#### [Do this]
Of all the lines in the records below, how many hold the word "name"? Give the number alone.

#### [Listing]
□ □ □
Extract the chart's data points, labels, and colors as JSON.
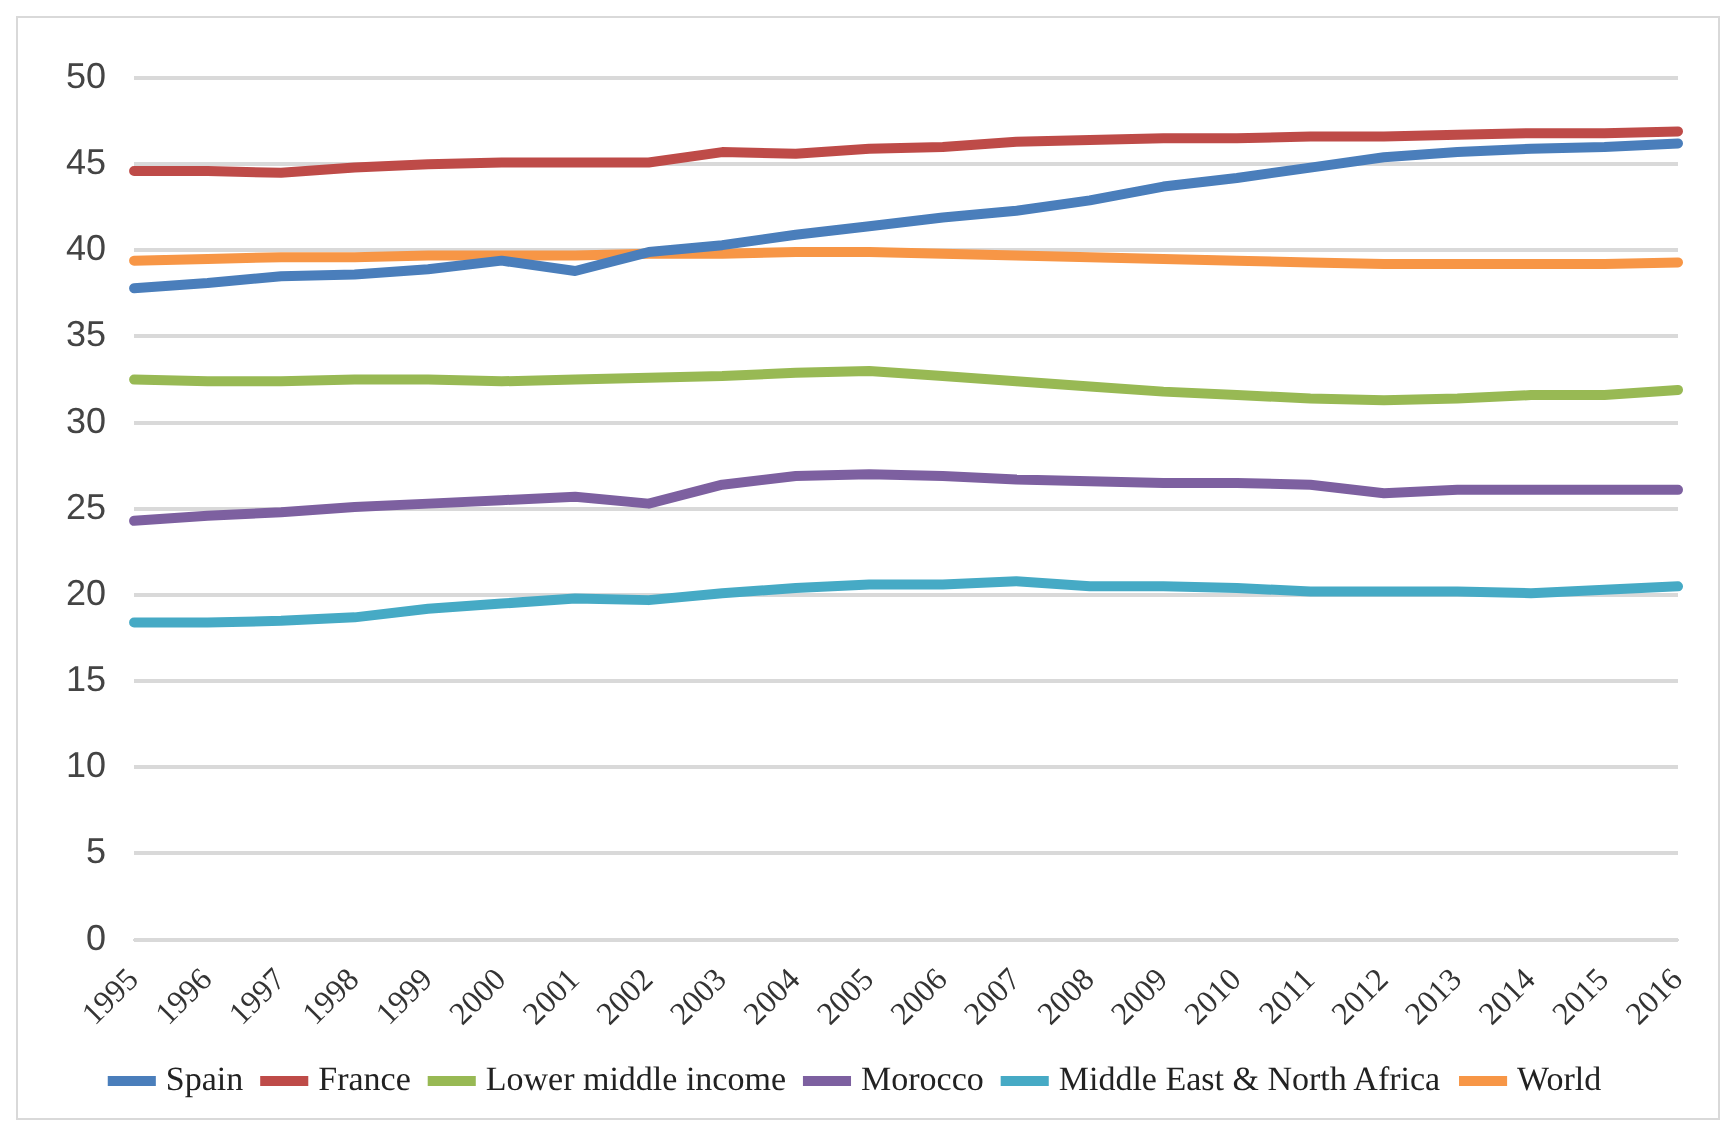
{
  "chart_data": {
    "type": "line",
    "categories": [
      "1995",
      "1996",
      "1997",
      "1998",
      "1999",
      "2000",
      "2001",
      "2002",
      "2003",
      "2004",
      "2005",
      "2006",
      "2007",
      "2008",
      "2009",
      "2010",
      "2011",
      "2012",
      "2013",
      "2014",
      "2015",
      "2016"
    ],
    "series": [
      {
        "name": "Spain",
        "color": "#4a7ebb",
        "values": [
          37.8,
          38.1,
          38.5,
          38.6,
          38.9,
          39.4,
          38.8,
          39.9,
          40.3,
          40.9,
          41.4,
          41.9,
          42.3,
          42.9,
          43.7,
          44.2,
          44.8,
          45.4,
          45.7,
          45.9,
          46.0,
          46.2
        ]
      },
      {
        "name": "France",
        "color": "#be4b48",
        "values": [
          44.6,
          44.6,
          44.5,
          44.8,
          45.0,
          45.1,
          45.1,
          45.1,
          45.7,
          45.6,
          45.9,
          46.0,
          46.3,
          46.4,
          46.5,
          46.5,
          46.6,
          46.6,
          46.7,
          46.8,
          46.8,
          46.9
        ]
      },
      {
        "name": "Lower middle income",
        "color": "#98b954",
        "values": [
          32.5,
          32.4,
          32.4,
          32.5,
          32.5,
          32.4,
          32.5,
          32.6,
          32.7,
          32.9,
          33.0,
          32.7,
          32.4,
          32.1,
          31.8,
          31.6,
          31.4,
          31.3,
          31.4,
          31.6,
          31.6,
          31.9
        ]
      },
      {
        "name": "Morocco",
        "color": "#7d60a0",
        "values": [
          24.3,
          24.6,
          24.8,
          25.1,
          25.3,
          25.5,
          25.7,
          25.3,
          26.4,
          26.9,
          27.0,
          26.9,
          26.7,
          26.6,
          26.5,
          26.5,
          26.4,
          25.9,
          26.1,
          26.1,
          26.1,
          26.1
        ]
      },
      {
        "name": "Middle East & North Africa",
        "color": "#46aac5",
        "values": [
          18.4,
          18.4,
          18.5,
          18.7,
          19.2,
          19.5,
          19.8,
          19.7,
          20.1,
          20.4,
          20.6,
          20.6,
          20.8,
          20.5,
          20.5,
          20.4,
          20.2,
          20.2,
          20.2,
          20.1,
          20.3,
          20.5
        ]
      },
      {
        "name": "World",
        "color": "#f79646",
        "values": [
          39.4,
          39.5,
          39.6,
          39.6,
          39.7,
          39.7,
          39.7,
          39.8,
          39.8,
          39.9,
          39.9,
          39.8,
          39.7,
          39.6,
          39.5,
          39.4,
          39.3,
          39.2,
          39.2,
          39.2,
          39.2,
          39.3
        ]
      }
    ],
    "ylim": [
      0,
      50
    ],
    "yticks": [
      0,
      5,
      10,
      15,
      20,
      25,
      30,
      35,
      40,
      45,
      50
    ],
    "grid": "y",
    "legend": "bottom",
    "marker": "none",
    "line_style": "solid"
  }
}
□ □ □
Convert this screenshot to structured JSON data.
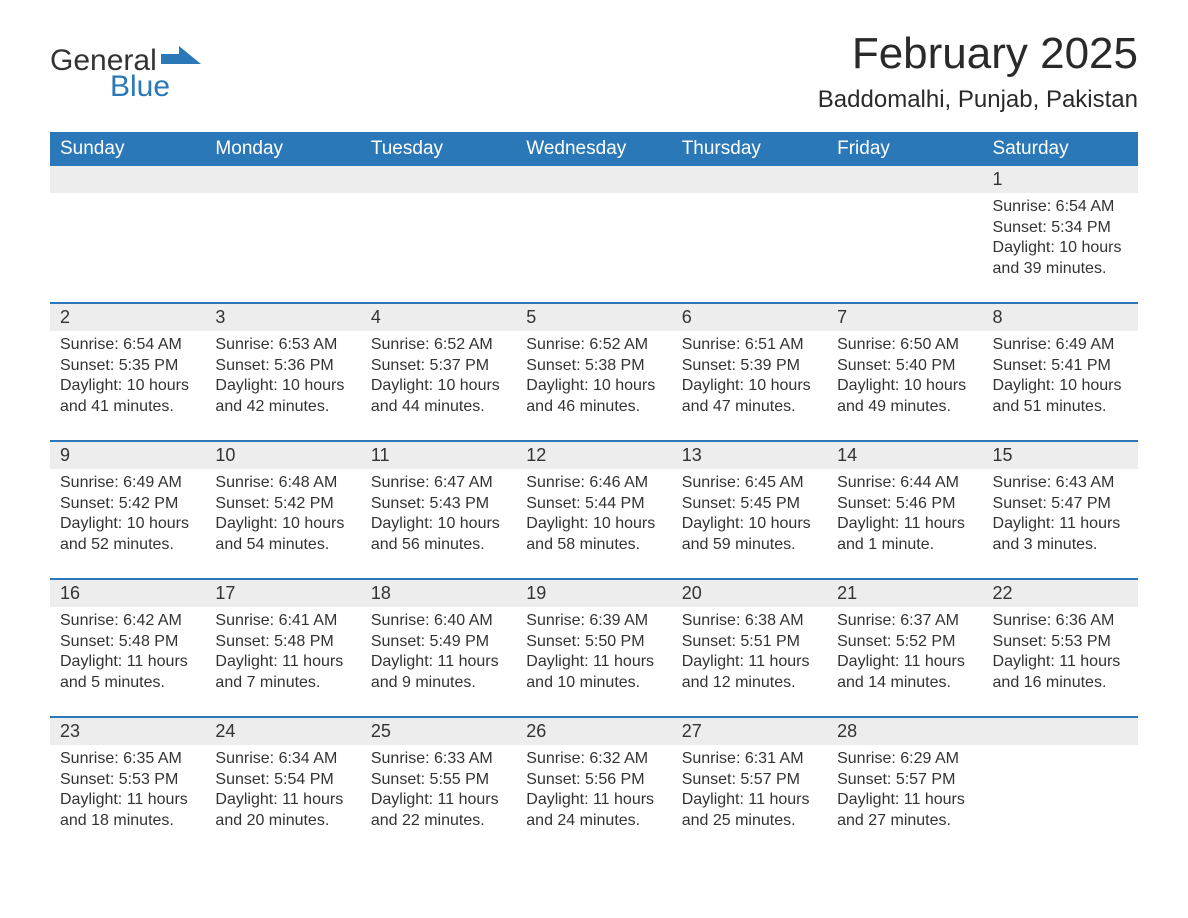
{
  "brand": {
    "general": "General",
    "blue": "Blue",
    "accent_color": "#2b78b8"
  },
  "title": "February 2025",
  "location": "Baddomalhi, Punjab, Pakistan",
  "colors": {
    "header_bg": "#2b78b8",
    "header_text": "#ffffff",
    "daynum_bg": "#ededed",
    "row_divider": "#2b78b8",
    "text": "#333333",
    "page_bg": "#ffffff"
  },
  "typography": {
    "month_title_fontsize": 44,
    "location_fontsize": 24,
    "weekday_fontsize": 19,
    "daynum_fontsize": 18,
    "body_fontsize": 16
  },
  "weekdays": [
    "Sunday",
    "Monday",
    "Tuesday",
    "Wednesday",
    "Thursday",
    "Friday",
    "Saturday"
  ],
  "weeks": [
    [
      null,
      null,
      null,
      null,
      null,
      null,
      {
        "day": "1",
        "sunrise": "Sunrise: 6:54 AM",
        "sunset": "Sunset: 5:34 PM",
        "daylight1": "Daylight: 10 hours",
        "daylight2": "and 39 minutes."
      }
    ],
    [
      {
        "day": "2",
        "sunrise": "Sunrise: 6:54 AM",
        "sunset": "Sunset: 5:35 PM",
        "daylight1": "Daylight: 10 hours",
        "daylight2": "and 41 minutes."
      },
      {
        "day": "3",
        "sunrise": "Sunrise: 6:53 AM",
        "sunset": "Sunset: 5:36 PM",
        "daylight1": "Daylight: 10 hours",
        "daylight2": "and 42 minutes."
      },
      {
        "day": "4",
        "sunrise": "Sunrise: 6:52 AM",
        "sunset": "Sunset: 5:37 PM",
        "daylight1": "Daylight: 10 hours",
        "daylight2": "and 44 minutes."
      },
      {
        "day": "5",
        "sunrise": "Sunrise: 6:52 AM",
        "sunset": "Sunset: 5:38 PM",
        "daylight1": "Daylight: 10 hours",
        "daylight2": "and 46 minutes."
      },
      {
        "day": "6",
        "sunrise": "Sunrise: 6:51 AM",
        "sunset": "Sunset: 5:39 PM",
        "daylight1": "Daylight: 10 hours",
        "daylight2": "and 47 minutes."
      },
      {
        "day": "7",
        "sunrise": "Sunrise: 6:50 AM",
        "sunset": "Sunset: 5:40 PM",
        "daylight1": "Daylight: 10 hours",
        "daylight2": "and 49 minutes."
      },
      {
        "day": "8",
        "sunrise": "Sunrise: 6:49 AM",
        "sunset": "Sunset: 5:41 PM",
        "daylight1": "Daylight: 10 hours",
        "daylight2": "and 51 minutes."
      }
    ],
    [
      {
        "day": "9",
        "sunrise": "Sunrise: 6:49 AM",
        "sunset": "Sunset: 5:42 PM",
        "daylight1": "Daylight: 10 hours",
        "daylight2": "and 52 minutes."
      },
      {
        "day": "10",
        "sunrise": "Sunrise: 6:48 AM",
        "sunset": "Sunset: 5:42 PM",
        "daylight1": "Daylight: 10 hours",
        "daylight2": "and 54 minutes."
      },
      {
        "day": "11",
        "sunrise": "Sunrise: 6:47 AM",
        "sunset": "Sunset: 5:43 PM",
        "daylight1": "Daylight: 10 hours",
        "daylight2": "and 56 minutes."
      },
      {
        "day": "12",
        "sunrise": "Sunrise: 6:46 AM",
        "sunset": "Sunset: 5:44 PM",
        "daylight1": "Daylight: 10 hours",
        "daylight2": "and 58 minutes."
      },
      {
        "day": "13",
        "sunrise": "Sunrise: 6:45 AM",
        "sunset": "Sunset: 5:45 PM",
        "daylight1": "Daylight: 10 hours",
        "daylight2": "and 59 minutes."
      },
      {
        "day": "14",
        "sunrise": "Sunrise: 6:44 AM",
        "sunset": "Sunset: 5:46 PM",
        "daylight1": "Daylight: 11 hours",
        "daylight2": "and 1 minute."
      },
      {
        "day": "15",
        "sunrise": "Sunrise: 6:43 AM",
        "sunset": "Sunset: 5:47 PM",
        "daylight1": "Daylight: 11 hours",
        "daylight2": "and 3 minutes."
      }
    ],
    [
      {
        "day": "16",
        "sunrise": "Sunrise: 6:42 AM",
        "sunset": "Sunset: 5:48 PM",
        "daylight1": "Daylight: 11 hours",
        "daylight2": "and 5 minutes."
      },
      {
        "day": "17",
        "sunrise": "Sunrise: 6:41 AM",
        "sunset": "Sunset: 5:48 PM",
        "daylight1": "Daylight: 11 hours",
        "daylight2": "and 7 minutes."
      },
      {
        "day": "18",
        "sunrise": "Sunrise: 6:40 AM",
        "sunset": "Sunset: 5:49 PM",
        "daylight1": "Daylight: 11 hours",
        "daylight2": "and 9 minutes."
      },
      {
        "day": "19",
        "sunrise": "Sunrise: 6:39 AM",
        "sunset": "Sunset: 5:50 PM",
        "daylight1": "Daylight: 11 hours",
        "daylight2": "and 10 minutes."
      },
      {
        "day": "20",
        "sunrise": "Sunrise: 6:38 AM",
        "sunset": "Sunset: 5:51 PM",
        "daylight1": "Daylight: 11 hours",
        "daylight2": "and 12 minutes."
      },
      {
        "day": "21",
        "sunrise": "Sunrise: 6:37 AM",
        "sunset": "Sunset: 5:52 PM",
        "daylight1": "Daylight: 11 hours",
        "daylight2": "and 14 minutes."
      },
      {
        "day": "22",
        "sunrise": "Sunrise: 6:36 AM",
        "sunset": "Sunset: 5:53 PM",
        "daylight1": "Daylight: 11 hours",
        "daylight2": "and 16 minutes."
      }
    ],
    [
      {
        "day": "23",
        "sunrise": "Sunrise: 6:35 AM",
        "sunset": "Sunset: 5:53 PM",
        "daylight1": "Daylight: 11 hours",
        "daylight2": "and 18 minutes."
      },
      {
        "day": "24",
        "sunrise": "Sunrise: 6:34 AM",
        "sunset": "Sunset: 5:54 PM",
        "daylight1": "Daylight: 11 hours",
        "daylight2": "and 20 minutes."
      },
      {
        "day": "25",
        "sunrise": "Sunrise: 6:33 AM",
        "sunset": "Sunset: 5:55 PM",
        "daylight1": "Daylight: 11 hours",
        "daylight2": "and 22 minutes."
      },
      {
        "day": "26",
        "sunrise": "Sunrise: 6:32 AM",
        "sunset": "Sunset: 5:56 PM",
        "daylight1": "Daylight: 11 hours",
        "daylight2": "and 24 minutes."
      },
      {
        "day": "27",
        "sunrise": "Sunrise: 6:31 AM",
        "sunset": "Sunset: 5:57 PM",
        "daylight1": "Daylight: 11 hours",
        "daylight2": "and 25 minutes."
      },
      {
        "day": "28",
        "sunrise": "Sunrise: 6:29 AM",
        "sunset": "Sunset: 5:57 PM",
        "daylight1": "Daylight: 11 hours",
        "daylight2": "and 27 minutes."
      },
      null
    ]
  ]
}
□ □ □
#### [Output of the task]
6